## DIRECTIVE:
Return a copy of each line that holds the string "neckline".

## TASK INPUTS:
______________________________
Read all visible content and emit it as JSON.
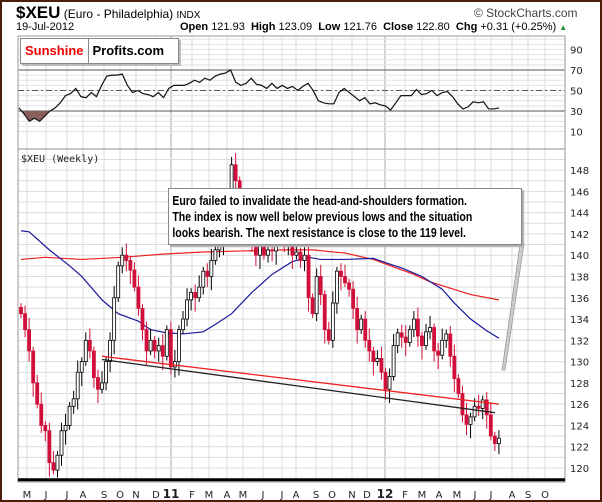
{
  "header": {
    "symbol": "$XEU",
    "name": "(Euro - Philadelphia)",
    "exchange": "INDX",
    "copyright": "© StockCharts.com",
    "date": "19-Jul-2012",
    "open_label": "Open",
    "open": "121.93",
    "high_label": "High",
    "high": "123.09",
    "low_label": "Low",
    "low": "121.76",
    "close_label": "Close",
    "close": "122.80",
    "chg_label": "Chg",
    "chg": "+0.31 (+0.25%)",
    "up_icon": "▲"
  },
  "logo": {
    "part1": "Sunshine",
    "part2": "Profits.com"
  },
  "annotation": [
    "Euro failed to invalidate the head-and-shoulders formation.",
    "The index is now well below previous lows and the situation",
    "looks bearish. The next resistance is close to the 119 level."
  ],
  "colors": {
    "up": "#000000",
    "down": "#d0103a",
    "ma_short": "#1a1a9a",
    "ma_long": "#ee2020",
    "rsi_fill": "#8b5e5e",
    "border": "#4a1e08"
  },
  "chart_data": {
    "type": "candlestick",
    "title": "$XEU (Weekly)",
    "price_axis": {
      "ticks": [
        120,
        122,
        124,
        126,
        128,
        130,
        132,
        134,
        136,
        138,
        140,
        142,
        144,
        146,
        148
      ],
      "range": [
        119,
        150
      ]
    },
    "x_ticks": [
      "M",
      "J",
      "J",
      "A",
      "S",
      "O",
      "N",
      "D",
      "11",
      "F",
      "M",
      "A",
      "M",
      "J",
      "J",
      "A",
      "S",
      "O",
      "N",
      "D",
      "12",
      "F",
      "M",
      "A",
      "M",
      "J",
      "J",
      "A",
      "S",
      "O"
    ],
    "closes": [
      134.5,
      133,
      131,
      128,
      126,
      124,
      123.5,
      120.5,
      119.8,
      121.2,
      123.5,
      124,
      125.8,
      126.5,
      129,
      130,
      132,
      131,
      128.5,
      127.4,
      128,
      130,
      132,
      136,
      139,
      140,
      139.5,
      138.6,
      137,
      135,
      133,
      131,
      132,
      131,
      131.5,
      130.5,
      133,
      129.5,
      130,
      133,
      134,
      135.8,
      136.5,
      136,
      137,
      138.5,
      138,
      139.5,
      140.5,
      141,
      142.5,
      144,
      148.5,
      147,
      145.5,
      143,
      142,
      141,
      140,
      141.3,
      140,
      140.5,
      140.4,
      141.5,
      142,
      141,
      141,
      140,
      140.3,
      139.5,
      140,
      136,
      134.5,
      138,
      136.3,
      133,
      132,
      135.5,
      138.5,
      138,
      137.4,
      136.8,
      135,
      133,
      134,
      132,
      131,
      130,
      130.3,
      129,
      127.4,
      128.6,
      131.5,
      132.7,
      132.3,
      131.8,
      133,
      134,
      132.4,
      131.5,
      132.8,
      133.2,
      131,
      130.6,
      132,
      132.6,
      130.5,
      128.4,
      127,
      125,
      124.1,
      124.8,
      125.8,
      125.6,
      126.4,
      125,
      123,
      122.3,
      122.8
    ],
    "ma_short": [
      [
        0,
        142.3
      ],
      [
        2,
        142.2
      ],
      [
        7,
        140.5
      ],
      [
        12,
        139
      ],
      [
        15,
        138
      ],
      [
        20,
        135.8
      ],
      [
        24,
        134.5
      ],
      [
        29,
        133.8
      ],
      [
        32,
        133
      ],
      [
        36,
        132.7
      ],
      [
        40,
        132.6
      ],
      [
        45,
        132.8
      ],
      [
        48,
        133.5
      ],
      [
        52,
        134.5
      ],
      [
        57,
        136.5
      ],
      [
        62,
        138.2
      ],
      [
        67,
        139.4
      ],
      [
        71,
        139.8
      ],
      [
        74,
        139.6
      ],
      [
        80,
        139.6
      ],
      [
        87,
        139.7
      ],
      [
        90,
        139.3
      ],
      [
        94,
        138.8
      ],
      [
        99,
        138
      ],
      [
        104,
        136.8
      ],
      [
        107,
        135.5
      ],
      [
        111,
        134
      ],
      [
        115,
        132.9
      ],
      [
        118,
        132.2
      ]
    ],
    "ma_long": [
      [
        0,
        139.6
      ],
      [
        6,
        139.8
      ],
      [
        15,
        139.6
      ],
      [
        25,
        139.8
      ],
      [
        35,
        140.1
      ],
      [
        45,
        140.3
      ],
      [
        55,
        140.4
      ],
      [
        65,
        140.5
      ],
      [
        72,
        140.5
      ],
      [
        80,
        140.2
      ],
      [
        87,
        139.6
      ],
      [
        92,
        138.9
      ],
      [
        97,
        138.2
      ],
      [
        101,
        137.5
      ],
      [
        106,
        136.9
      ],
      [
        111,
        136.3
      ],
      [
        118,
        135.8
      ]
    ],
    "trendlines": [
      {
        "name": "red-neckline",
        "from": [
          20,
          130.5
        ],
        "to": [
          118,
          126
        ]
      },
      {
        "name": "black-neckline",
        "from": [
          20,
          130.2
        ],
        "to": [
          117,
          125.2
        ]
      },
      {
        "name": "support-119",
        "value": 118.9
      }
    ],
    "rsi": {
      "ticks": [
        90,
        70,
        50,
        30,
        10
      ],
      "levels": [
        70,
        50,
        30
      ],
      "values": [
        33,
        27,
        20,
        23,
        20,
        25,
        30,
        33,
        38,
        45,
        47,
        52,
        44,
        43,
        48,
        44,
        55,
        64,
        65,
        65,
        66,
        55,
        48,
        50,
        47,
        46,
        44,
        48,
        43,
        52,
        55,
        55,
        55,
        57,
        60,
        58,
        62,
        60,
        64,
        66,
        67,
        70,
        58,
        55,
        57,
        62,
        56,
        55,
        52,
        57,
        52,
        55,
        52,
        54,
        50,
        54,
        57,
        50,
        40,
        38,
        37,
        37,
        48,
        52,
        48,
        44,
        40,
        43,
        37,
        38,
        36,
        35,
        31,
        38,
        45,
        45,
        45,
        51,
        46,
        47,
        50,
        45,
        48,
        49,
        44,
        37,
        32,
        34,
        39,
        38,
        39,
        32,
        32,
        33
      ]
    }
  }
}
______________________________
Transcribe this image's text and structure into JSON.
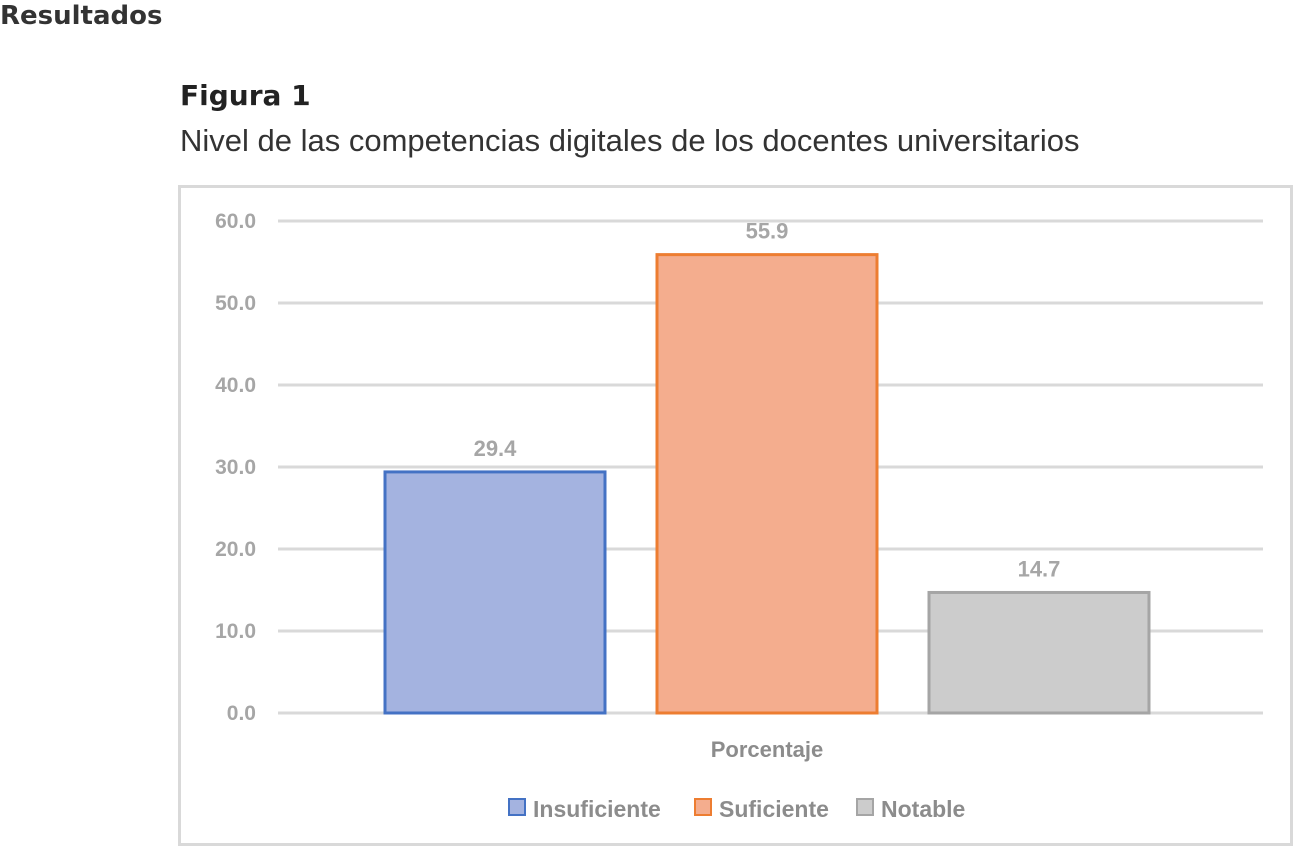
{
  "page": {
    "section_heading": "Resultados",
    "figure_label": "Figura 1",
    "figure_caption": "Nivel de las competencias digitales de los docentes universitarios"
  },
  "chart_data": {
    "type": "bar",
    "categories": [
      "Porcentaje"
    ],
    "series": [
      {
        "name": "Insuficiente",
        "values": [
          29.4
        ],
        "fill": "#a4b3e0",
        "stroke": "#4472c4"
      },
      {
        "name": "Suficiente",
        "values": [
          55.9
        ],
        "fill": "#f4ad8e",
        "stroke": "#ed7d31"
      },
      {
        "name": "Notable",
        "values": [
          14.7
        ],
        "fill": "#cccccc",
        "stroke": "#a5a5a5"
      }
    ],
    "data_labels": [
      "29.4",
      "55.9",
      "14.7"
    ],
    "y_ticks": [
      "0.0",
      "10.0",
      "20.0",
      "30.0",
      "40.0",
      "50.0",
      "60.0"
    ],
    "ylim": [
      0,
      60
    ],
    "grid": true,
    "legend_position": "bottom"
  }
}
______________________________
## ANSWER:
        "name": "red-neckline",
        "name": "black-neckline",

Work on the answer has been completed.